Exercise task: Convert each line of the listing below into one string in a JSON array, omitting any blank lines.
**********
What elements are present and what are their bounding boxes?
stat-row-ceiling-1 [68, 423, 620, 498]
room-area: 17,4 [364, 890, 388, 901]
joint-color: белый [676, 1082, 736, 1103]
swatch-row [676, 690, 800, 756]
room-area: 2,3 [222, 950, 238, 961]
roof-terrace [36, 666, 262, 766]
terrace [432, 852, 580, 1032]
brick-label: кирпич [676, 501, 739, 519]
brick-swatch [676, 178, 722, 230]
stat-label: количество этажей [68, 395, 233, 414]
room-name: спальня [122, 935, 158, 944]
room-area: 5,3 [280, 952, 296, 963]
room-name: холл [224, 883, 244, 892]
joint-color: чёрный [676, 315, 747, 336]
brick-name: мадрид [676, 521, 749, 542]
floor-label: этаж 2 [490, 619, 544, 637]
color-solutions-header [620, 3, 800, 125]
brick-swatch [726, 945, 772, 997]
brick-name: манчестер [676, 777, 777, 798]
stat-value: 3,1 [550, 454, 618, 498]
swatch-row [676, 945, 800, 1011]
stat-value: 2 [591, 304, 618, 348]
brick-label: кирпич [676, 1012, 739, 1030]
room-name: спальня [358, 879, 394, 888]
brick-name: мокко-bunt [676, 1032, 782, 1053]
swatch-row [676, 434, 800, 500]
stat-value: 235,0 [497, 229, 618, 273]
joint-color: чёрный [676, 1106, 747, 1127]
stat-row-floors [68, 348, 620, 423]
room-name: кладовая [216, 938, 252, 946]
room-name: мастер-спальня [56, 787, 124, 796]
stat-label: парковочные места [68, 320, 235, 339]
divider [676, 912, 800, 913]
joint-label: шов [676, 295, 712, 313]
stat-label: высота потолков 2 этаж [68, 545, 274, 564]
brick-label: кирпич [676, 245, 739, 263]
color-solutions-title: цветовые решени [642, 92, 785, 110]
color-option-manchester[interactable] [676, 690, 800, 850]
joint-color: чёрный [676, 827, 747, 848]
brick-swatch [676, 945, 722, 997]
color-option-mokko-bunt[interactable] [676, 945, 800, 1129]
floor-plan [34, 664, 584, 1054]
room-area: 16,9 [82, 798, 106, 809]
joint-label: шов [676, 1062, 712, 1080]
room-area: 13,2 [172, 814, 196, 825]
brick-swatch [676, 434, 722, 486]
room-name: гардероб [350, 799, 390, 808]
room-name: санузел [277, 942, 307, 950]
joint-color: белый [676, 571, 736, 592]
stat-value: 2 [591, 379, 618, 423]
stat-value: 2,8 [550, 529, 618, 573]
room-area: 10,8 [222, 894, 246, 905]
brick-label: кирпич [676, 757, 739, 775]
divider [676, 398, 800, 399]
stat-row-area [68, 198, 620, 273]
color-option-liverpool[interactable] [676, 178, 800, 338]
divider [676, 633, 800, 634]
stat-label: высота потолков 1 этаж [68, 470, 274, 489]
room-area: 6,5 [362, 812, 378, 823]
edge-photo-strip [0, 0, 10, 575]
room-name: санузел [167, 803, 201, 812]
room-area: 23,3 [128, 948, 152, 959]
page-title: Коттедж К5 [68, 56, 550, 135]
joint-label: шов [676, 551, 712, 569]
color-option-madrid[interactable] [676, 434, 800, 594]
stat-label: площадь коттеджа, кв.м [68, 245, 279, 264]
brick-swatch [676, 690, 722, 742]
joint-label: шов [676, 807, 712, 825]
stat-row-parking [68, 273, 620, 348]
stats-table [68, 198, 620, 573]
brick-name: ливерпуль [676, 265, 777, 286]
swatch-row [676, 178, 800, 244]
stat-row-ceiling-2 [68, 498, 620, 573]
**********
Full answer:
[
  "What elements are present and what are their bounding boxes?",
  "stat-row-ceiling-1 [68, 423, 620, 498]",
  "room-area: 17,4 [364, 890, 388, 901]",
  "joint-color: белый [676, 1082, 736, 1103]",
  "swatch-row [676, 690, 800, 756]",
  "room-area: 2,3 [222, 950, 238, 961]",
  "roof-terrace [36, 666, 262, 766]",
  "terrace [432, 852, 580, 1032]",
  "brick-label: кирпич [676, 501, 739, 519]",
  "brick-swatch [676, 178, 722, 230]",
  "stat-label: количество этажей [68, 395, 233, 414]",
  "room-name: спальня [122, 935, 158, 944]",
  "room-area: 5,3 [280, 952, 296, 963]",
  "room-name: холл [224, 883, 244, 892]",
  "joint-color: чёрный [676, 315, 747, 336]",
  "brick-name: мадрид [676, 521, 749, 542]",
  "floor-label: этаж 2 [490, 619, 544, 637]",
  "color-solutions-header [620, 3, 800, 125]",
  "brick-swatch [726, 945, 772, 997]",
  "brick-name: манчестер [676, 777, 777, 798]",
  "stat-value: 3,1 [550, 454, 618, 498]",
  "swatch-row [676, 945, 800, 1011]",
  "stat-value: 2 [591, 304, 618, 348]",
  "brick-label: кирпич [676, 1012, 739, 1030]",
  "room-name: спальня [358, 879, 394, 888]",
  "brick-name: мокко-bunt [676, 1032, 782, 1053]",
  "swatch-row [676, 434, 800, 500]",
  "stat-value: 235,0 [497, 229, 618, 273]",
  "joint-color: чёрный [676, 1106, 747, 1127]",
  "stat-row-floors [68, 348, 620, 423]",
  "room-name: кладовая [216, 938, 252, 946]",
  "room-name: мастер-спальня [56, 787, 124, 796]",
  "stat-label: парковочные места [68, 320, 235, 339]",
  "divider [676, 912, 800, 913]",
  "joint-label: шов [676, 295, 712, 313]",
  "stat-label: высота потолков 2 этаж [68, 545, 274, 564]",
  "brick-label: кирпич [676, 245, 739, 263]",
  "color-solutions-title: цветовые решени [642, 92, 785, 110]",
  "color-option-manchester[interactable] [676, 690, 800, 850]",
  "joint-color: чёрный [676, 827, 747, 848]",
  "brick-swatch [676, 945, 722, 997]",
  "color-option-mokko-bunt[interactable] [676, 945, 800, 1129]",
  "floor-plan [34, 664, 584, 1054]",
  "room-area: 16,9 [82, 798, 106, 809]",
  "joint-label: шов [676, 1062, 712, 1080]",
  "room-area: 13,2 [172, 814, 196, 825]",
  "brick-swatch [676, 434, 722, 486]",
  "room-name: гардероб [350, 799, 390, 808]",
  "room-name: санузел [277, 942, 307, 950]",
  "joint-color: белый [676, 571, 736, 592]",
  "stat-value: 2 [591, 379, 618, 423]",
  "stat-value: 2,8 [550, 529, 618, 573]",
  "room-area: 10,8 [222, 894, 246, 905]",
  "brick-label: кирпич [676, 757, 739, 775]",
  "divider [676, 398, 800, 399]",
  "stat-row-area [68, 198, 620, 273]",
  "color-option-liverpool[interactable] [676, 178, 800, 338]",
  "divider [676, 633, 800, 634]",
  "stat-label: высота потолков 1 этаж [68, 470, 274, 489]",
  "room-area: 6,5 [362, 812, 378, 823]",
  "edge-photo-strip [0, 0, 10, 575]",
  "room-name: санузел [167, 803, 201, 812]",
  "room-area: 23,3 [128, 948, 152, 959]",
  "page-title: Коттедж К5 [68, 56, 550, 135]",
  "joint-label: шов [676, 551, 712, 569]",
  "color-option-madrid[interactable] [676, 434, 800, 594]",
  "stat-label: площадь коттеджа, кв.м [68, 245, 279, 264]",
  "brick-swatch [676, 690, 722, 742]",
  "joint-label: шов [676, 807, 712, 825]",
  "stat-row-parking [68, 273, 620, 348]",
  "stats-table [68, 198, 620, 573]",
  "brick-name: ливерпуль [676, 265, 777, 286]",
  "swatch-row [676, 178, 800, 244]",
  "stat-row-ceiling-2 [68, 498, 620, 573]"
]